Dataset rows about figures

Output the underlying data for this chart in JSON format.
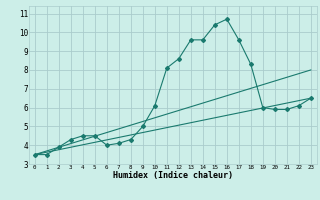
{
  "xlabel": "Humidex (Indice chaleur)",
  "bg_color": "#cceee8",
  "grid_color": "#aacccc",
  "line_color": "#1a7a6e",
  "xlim": [
    -0.5,
    23.5
  ],
  "ylim": [
    3,
    11.4
  ],
  "xticks": [
    0,
    1,
    2,
    3,
    4,
    5,
    6,
    7,
    8,
    9,
    10,
    11,
    12,
    13,
    14,
    15,
    16,
    17,
    18,
    19,
    20,
    21,
    22,
    23
  ],
  "yticks": [
    3,
    4,
    5,
    6,
    7,
    8,
    9,
    10,
    11
  ],
  "curve1_x": [
    0,
    1,
    2,
    3,
    4,
    5,
    6,
    7,
    8,
    9,
    10,
    11,
    12,
    13,
    14,
    15,
    16,
    17,
    18,
    19,
    20,
    21,
    22,
    23
  ],
  "curve1_y": [
    3.5,
    3.5,
    3.9,
    4.3,
    4.5,
    4.5,
    4.0,
    4.1,
    4.3,
    5.0,
    6.1,
    8.1,
    8.6,
    9.6,
    9.6,
    10.4,
    10.7,
    9.6,
    8.3,
    6.0,
    5.9,
    5.9,
    6.1,
    6.5
  ],
  "curve2_x": [
    0,
    23
  ],
  "curve2_y": [
    3.5,
    6.5
  ],
  "curve3_x": [
    0,
    23
  ],
  "curve3_y": [
    3.5,
    8.0
  ]
}
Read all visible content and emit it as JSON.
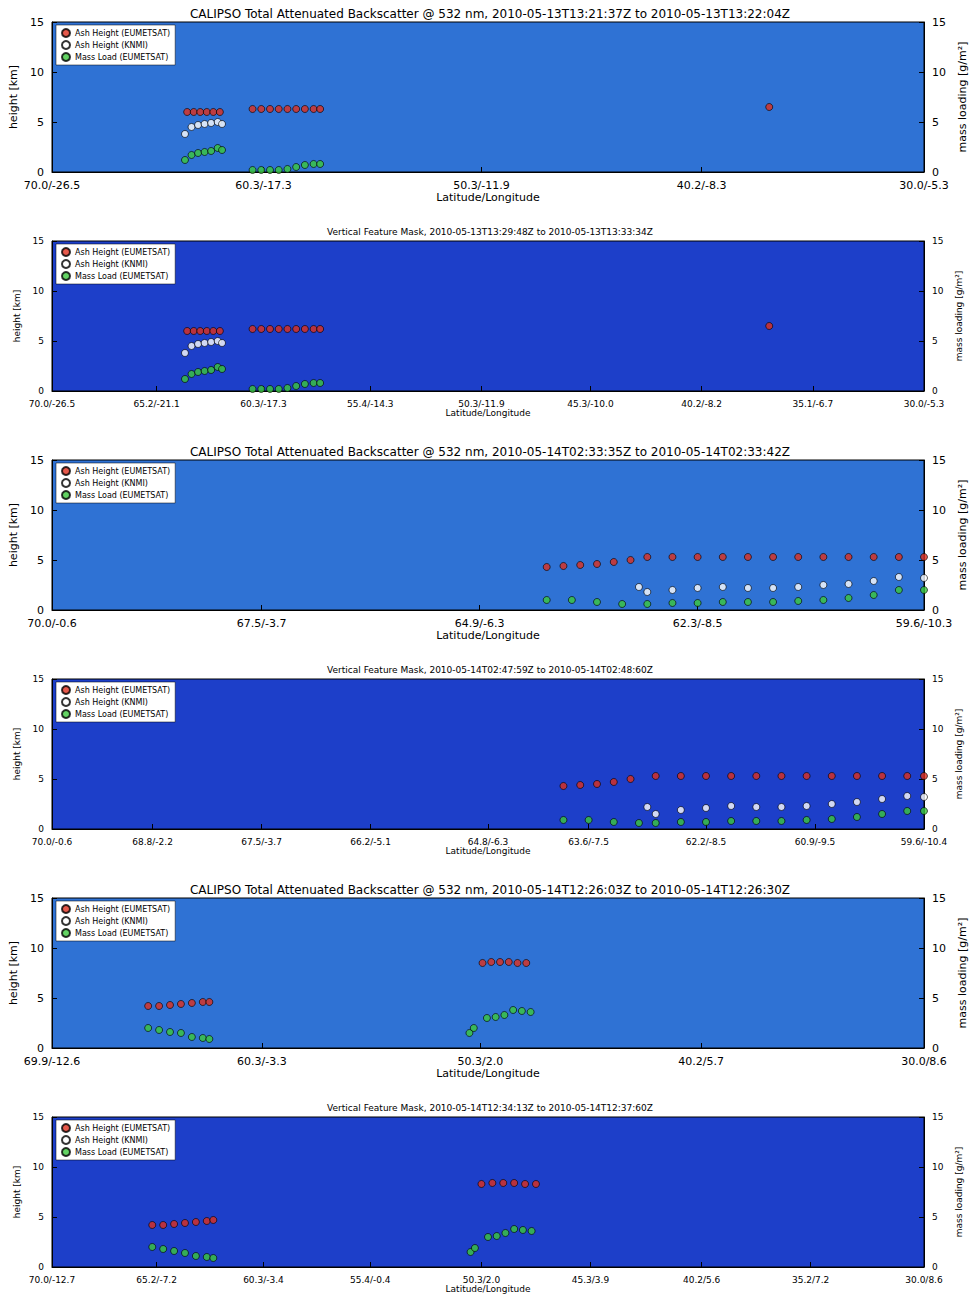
{
  "chart_data": [
    {
      "type": "scatter",
      "title": "CALIPSO Total Attenuated Backscatter @ 532 nm, 2010-05-13T13:21:37Z to 2010-05-13T13:22:04Z",
      "xlabel": "Latitude/Longitude",
      "ylabel": "height [km]",
      "y2label": "mass loading [g/m²]",
      "xlim": [
        70.0,
        30.0
      ],
      "xticks": [
        {
          "value": 70.0,
          "label": "70.0/-26.5"
        },
        {
          "value": 60.3,
          "label": "60.3/-17.3"
        },
        {
          "value": 50.3,
          "label": "50.3/-11.9"
        },
        {
          "value": 40.2,
          "label": "40.2/-8.3"
        },
        {
          "value": 30.0,
          "label": "30.0/-5.3"
        }
      ],
      "ylim": [
        0,
        15
      ],
      "yticks": [
        0,
        5,
        10,
        15
      ],
      "y2lim": [
        0,
        15
      ],
      "y2ticks": [
        0,
        5,
        10,
        15
      ],
      "grid": false,
      "legend": "upper left",
      "marker": "circle",
      "series": [
        {
          "name": "Ash Height (EUMETSAT)",
          "color": "#e0301e",
          "x": [
            63.8,
            63.5,
            63.2,
            62.9,
            62.6,
            62.3,
            60.8,
            60.4,
            60.0,
            59.6,
            59.2,
            58.8,
            58.4,
            58.0,
            57.7,
            37.1
          ],
          "values": [
            6.0,
            6.0,
            6.0,
            6.0,
            6.0,
            6.0,
            6.3,
            6.3,
            6.3,
            6.3,
            6.3,
            6.3,
            6.3,
            6.3,
            6.3,
            6.5
          ]
        },
        {
          "name": "Ash Height (KNMI)",
          "color": "#ffffff",
          "x": [
            63.9,
            63.6,
            63.3,
            63.0,
            62.7,
            62.4,
            62.2
          ],
          "values": [
            3.8,
            4.5,
            4.7,
            4.8,
            4.9,
            5.0,
            4.8
          ]
        },
        {
          "name": "Mass Load (EUMETSAT)",
          "color": "#3cc83c",
          "axis": "y2",
          "x": [
            63.9,
            63.6,
            63.3,
            63.0,
            62.7,
            62.4,
            62.2,
            60.8,
            60.4,
            60.0,
            59.6,
            59.2,
            58.8,
            58.4,
            58.0,
            57.7
          ],
          "values": [
            1.2,
            1.7,
            1.9,
            2.0,
            2.1,
            2.4,
            2.2,
            0.2,
            0.2,
            0.2,
            0.2,
            0.3,
            0.5,
            0.7,
            0.8,
            0.8
          ]
        }
      ]
    },
    {
      "type": "scatter",
      "title": "Vertical Feature Mask, 2010-05-13T13:29:48Z to 2010-05-13T13:33:34Z",
      "xlabel": "Latitude/Longitude",
      "ylabel": "height [km]",
      "y2label": "mass loading [g/m²]",
      "xlim": [
        70.0,
        30.0
      ],
      "xticks": [
        {
          "value": 70.0,
          "label": "70.0/-26.5"
        },
        {
          "value": 65.2,
          "label": "65.2/-21.1"
        },
        {
          "value": 60.3,
          "label": "60.3/-17.3"
        },
        {
          "value": 55.4,
          "label": "55.4/-14.3"
        },
        {
          "value": 50.3,
          "label": "50.3/-11.9"
        },
        {
          "value": 45.3,
          "label": "45.3/-10.0"
        },
        {
          "value": 40.2,
          "label": "40.2/-8.2"
        },
        {
          "value": 35.1,
          "label": "35.1/-6.7"
        },
        {
          "value": 30.0,
          "label": "30.0/-5.3"
        }
      ],
      "ylim": [
        0,
        15
      ],
      "yticks": [
        0,
        5,
        10,
        15
      ],
      "y2lim": [
        0,
        15
      ],
      "y2ticks": [
        0,
        5,
        10,
        15
      ],
      "grid": false,
      "legend": "upper left",
      "marker": "circle",
      "series": [
        {
          "name": "Ash Height (EUMETSAT)",
          "color": "#e0301e",
          "x": [
            63.8,
            63.5,
            63.2,
            62.9,
            62.6,
            62.3,
            60.8,
            60.4,
            60.0,
            59.6,
            59.2,
            58.8,
            58.4,
            58.0,
            57.7,
            37.1
          ],
          "values": [
            6.0,
            6.0,
            6.0,
            6.0,
            6.0,
            6.0,
            6.2,
            6.2,
            6.2,
            6.2,
            6.2,
            6.2,
            6.2,
            6.2,
            6.2,
            6.5
          ]
        },
        {
          "name": "Ash Height (KNMI)",
          "color": "#ffffff",
          "x": [
            63.9,
            63.6,
            63.3,
            63.0,
            62.7,
            62.4,
            62.2
          ],
          "values": [
            3.8,
            4.5,
            4.7,
            4.8,
            4.9,
            5.0,
            4.8
          ]
        },
        {
          "name": "Mass Load (EUMETSAT)",
          "color": "#3cc83c",
          "axis": "y2",
          "x": [
            63.9,
            63.6,
            63.3,
            63.0,
            62.7,
            62.4,
            62.2,
            60.8,
            60.4,
            60.0,
            59.6,
            59.2,
            58.8,
            58.4,
            58.0,
            57.7
          ],
          "values": [
            1.2,
            1.7,
            1.9,
            2.0,
            2.1,
            2.4,
            2.2,
            0.2,
            0.2,
            0.2,
            0.2,
            0.3,
            0.5,
            0.7,
            0.8,
            0.8
          ]
        }
      ]
    },
    {
      "type": "scatter",
      "title": "CALIPSO Total Attenuated Backscatter @ 532 nm, 2010-05-14T02:33:35Z to 2010-05-14T02:33:42Z",
      "xlabel": "Latitude/Longitude",
      "ylabel": "height [km]",
      "y2label": "mass loading [g/m²]",
      "xlim": [
        70.0,
        59.6
      ],
      "xticks": [
        {
          "value": 70.0,
          "label": "70.0/-0.6"
        },
        {
          "value": 67.5,
          "label": "67.5/-3.7"
        },
        {
          "value": 64.9,
          "label": "64.9/-6.3"
        },
        {
          "value": 62.3,
          "label": "62.3/-8.5"
        },
        {
          "value": 59.6,
          "label": "59.6/-10.3"
        }
      ],
      "ylim": [
        0,
        15
      ],
      "yticks": [
        0,
        5,
        10,
        15
      ],
      "y2lim": [
        0,
        15
      ],
      "y2ticks": [
        0,
        5,
        10,
        15
      ],
      "grid": false,
      "legend": "upper left",
      "marker": "circle",
      "series": [
        {
          "name": "Ash Height (EUMETSAT)",
          "color": "#e0301e",
          "x": [
            64.1,
            63.9,
            63.7,
            63.5,
            63.3,
            63.1,
            62.9,
            62.6,
            62.3,
            62.0,
            61.7,
            61.4,
            61.1,
            60.8,
            60.5,
            60.2,
            59.9,
            59.6
          ],
          "values": [
            4.3,
            4.4,
            4.5,
            4.6,
            4.8,
            5.0,
            5.3,
            5.3,
            5.3,
            5.3,
            5.3,
            5.3,
            5.3,
            5.3,
            5.3,
            5.3,
            5.3,
            5.3
          ]
        },
        {
          "name": "Ash Height (KNMI)",
          "color": "#ffffff",
          "x": [
            63.0,
            62.9,
            62.6,
            62.3,
            62.0,
            61.7,
            61.4,
            61.1,
            60.8,
            60.5,
            60.2,
            59.9,
            59.6
          ],
          "values": [
            2.3,
            1.8,
            2.0,
            2.2,
            2.3,
            2.2,
            2.2,
            2.3,
            2.5,
            2.6,
            2.9,
            3.3,
            3.2
          ]
        },
        {
          "name": "Mass Load (EUMETSAT)",
          "color": "#3cc83c",
          "axis": "y2",
          "x": [
            64.1,
            63.8,
            63.5,
            63.2,
            62.9,
            62.6,
            62.3,
            62.0,
            61.7,
            61.4,
            61.1,
            60.8,
            60.5,
            60.2,
            59.9,
            59.6
          ],
          "values": [
            1.0,
            1.0,
            0.8,
            0.6,
            0.6,
            0.7,
            0.7,
            0.8,
            0.8,
            0.8,
            0.9,
            1.0,
            1.2,
            1.5,
            2.0,
            2.0
          ]
        }
      ]
    },
    {
      "type": "scatter",
      "title": "Vertical Feature Mask, 2010-05-14T02:47:59Z to 2010-05-14T02:48:60Z",
      "xlabel": "Latitude/Longitude",
      "ylabel": "height [km]",
      "y2label": "mass loading [g/m²]",
      "xlim": [
        70.0,
        59.6
      ],
      "xticks": [
        {
          "value": 70.0,
          "label": "70.0/-0.6"
        },
        {
          "value": 68.8,
          "label": "68.8/-2.2"
        },
        {
          "value": 67.5,
          "label": "67.5/-3.7"
        },
        {
          "value": 66.2,
          "label": "66.2/-5.1"
        },
        {
          "value": 64.8,
          "label": "64.8/-6.3"
        },
        {
          "value": 63.6,
          "label": "63.6/-7.5"
        },
        {
          "value": 62.2,
          "label": "62.2/-8.5"
        },
        {
          "value": 60.9,
          "label": "60.9/-9.5"
        },
        {
          "value": 59.6,
          "label": "59.6/-10.4"
        }
      ],
      "ylim": [
        0,
        15
      ],
      "yticks": [
        0,
        5,
        10,
        15
      ],
      "y2lim": [
        0,
        15
      ],
      "y2ticks": [
        0,
        5,
        10,
        15
      ],
      "grid": false,
      "legend": "upper left",
      "marker": "circle",
      "series": [
        {
          "name": "Ash Height (EUMETSAT)",
          "color": "#e0301e",
          "x": [
            63.9,
            63.7,
            63.5,
            63.3,
            63.1,
            62.8,
            62.5,
            62.2,
            61.9,
            61.6,
            61.3,
            61.0,
            60.7,
            60.4,
            60.1,
            59.8,
            59.6
          ],
          "values": [
            4.3,
            4.4,
            4.5,
            4.7,
            5.0,
            5.3,
            5.3,
            5.3,
            5.3,
            5.3,
            5.3,
            5.3,
            5.3,
            5.3,
            5.3,
            5.3,
            5.3
          ]
        },
        {
          "name": "Ash Height (KNMI)",
          "color": "#ffffff",
          "x": [
            62.9,
            62.8,
            62.5,
            62.2,
            61.9,
            61.6,
            61.3,
            61.0,
            60.7,
            60.4,
            60.1,
            59.8,
            59.6
          ],
          "values": [
            2.2,
            1.5,
            1.9,
            2.1,
            2.3,
            2.2,
            2.2,
            2.3,
            2.5,
            2.7,
            3.0,
            3.3,
            3.2
          ]
        },
        {
          "name": "Mass Load (EUMETSAT)",
          "color": "#3cc83c",
          "axis": "y2",
          "x": [
            63.9,
            63.6,
            63.3,
            63.0,
            62.8,
            62.5,
            62.2,
            61.9,
            61.6,
            61.3,
            61.0,
            60.7,
            60.4,
            60.1,
            59.8,
            59.6
          ],
          "values": [
            0.9,
            0.9,
            0.7,
            0.6,
            0.6,
            0.7,
            0.7,
            0.8,
            0.8,
            0.8,
            0.9,
            1.0,
            1.2,
            1.5,
            1.8,
            1.8
          ]
        }
      ]
    },
    {
      "type": "scatter",
      "title": "CALIPSO Total Attenuated Backscatter @ 532 nm, 2010-05-14T12:26:03Z to 2010-05-14T12:26:30Z",
      "xlabel": "Latitude/Longitude",
      "ylabel": "height [km]",
      "y2label": "mass loading [g/m²]",
      "xlim": [
        69.9,
        30.0
      ],
      "xticks": [
        {
          "value": 69.9,
          "label": "69.9/-12.6"
        },
        {
          "value": 60.3,
          "label": "60.3/-3.3"
        },
        {
          "value": 50.3,
          "label": "50.3/2.0"
        },
        {
          "value": 40.2,
          "label": "40.2/5.7"
        },
        {
          "value": 30.0,
          "label": "30.0/8.6"
        }
      ],
      "ylim": [
        0,
        15
      ],
      "yticks": [
        0,
        5,
        10,
        15
      ],
      "y2lim": [
        0,
        15
      ],
      "y2ticks": [
        0,
        5,
        10,
        15
      ],
      "grid": false,
      "legend": "upper left",
      "marker": "circle",
      "series": [
        {
          "name": "Ash Height (EUMETSAT)",
          "color": "#e0301e",
          "x": [
            65.5,
            65.0,
            64.5,
            64.0,
            63.5,
            63.0,
            62.7,
            50.2,
            49.8,
            49.4,
            49.0,
            48.6,
            48.2
          ],
          "values": [
            4.2,
            4.2,
            4.3,
            4.4,
            4.5,
            4.6,
            4.6,
            8.5,
            8.6,
            8.6,
            8.6,
            8.5,
            8.5
          ]
        },
        {
          "name": "Ash Height (KNMI)",
          "color": "#ffffff",
          "x": [],
          "values": []
        },
        {
          "name": "Mass Load (EUMETSAT)",
          "color": "#3cc83c",
          "axis": "y2",
          "x": [
            65.5,
            65.0,
            64.5,
            64.0,
            63.5,
            63.0,
            62.7,
            50.8,
            50.6,
            50.0,
            49.6,
            49.2,
            48.8,
            48.4,
            48.0
          ],
          "values": [
            2.0,
            1.8,
            1.6,
            1.5,
            1.1,
            1.0,
            0.9,
            1.5,
            2.0,
            3.0,
            3.1,
            3.3,
            3.8,
            3.7,
            3.6
          ]
        }
      ]
    },
    {
      "type": "scatter",
      "title": "Vertical Feature Mask, 2010-05-14T12:34:13Z to 2010-05-14T12:37:60Z",
      "xlabel": "Latitude/Longitude",
      "ylabel": "height [km]",
      "y2label": "mass loading [g/m²]",
      "xlim": [
        70.0,
        30.0
      ],
      "xticks": [
        {
          "value": 70.0,
          "label": "70.0/-12.7"
        },
        {
          "value": 65.2,
          "label": "65.2/-7.2"
        },
        {
          "value": 60.3,
          "label": "60.3/-3.4"
        },
        {
          "value": 55.4,
          "label": "55.4/-0.4"
        },
        {
          "value": 50.3,
          "label": "50.3/2.0"
        },
        {
          "value": 45.3,
          "label": "45.3/3.9"
        },
        {
          "value": 40.2,
          "label": "40.2/5.6"
        },
        {
          "value": 35.2,
          "label": "35.2/7.2"
        },
        {
          "value": 30.0,
          "label": "30.0/8.6"
        }
      ],
      "ylim": [
        0,
        15
      ],
      "yticks": [
        0,
        5,
        10,
        15
      ],
      "y2lim": [
        0,
        15
      ],
      "y2ticks": [
        0,
        5,
        10,
        15
      ],
      "grid": false,
      "legend": "upper left",
      "marker": "circle",
      "series": [
        {
          "name": "Ash Height (EUMETSAT)",
          "color": "#e0301e",
          "x": [
            65.4,
            64.9,
            64.4,
            63.9,
            63.4,
            62.9,
            62.6,
            50.3,
            49.8,
            49.3,
            48.8,
            48.3,
            47.8
          ],
          "values": [
            4.2,
            4.2,
            4.3,
            4.4,
            4.5,
            4.6,
            4.7,
            8.3,
            8.4,
            8.4,
            8.4,
            8.3,
            8.3
          ]
        },
        {
          "name": "Ash Height (KNMI)",
          "color": "#ffffff",
          "x": [],
          "values": []
        },
        {
          "name": "Mass Load (EUMETSAT)",
          "color": "#3cc83c",
          "axis": "y2",
          "x": [
            65.4,
            64.9,
            64.4,
            63.9,
            63.4,
            62.9,
            62.6,
            50.8,
            50.6,
            50.0,
            49.6,
            49.2,
            48.8,
            48.4,
            48.0
          ],
          "values": [
            2.0,
            1.8,
            1.6,
            1.4,
            1.1,
            1.0,
            0.9,
            1.5,
            1.9,
            3.0,
            3.1,
            3.4,
            3.8,
            3.7,
            3.6
          ]
        }
      ]
    }
  ]
}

> [Directive] Provide the number of lines in these entries that hold the word "Feature", without any accompanying text.

> [Answer to this problem] 3